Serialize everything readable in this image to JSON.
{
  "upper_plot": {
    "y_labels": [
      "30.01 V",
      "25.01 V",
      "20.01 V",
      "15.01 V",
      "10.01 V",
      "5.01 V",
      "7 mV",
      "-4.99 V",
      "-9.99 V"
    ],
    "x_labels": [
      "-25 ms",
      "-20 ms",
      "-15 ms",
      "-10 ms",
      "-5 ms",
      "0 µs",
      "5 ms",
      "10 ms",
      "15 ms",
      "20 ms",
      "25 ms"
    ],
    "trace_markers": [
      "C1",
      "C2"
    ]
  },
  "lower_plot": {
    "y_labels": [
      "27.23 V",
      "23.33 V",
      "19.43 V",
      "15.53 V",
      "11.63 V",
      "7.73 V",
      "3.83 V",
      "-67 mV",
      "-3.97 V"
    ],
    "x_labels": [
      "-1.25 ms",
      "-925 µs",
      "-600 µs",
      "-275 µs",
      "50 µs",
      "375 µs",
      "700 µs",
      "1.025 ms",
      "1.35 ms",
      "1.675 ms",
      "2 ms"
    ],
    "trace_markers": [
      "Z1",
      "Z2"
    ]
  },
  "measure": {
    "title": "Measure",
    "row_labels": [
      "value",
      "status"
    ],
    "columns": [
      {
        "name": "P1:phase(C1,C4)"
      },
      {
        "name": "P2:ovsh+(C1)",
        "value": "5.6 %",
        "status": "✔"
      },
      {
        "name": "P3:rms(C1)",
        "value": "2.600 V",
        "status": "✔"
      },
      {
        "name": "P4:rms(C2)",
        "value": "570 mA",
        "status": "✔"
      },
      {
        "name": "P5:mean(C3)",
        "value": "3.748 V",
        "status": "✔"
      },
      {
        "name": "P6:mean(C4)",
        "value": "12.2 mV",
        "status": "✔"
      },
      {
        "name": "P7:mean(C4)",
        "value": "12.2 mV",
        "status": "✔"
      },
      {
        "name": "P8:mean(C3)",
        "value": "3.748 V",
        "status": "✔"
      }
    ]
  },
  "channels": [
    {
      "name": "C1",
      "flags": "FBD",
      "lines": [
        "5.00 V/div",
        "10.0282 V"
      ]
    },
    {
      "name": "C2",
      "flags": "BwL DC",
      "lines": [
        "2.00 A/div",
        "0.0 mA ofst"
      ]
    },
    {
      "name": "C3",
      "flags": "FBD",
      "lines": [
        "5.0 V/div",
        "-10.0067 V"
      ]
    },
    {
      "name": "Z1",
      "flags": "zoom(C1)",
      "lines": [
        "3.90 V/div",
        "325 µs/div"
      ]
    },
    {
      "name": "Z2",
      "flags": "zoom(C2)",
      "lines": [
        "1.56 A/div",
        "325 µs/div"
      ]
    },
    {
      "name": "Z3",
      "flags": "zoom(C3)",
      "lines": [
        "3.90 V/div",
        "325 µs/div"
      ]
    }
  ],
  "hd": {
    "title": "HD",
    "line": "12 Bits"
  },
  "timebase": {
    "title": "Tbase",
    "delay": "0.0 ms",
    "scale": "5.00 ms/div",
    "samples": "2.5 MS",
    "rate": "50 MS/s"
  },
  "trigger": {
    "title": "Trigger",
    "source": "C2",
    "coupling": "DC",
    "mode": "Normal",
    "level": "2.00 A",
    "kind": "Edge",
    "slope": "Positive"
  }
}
--
DIRECTIONS: Above are the records; copy every line in them that holds the word "value".

SOLUTION BELOW:
      "value",
        "value": "5.6 %",
        "value": "2.600 V",
        "value": "570 mA",
        "value": "3.748 V",
        "value": "12.2 mV",
        "value": "12.2 mV",
        "value": "3.748 V",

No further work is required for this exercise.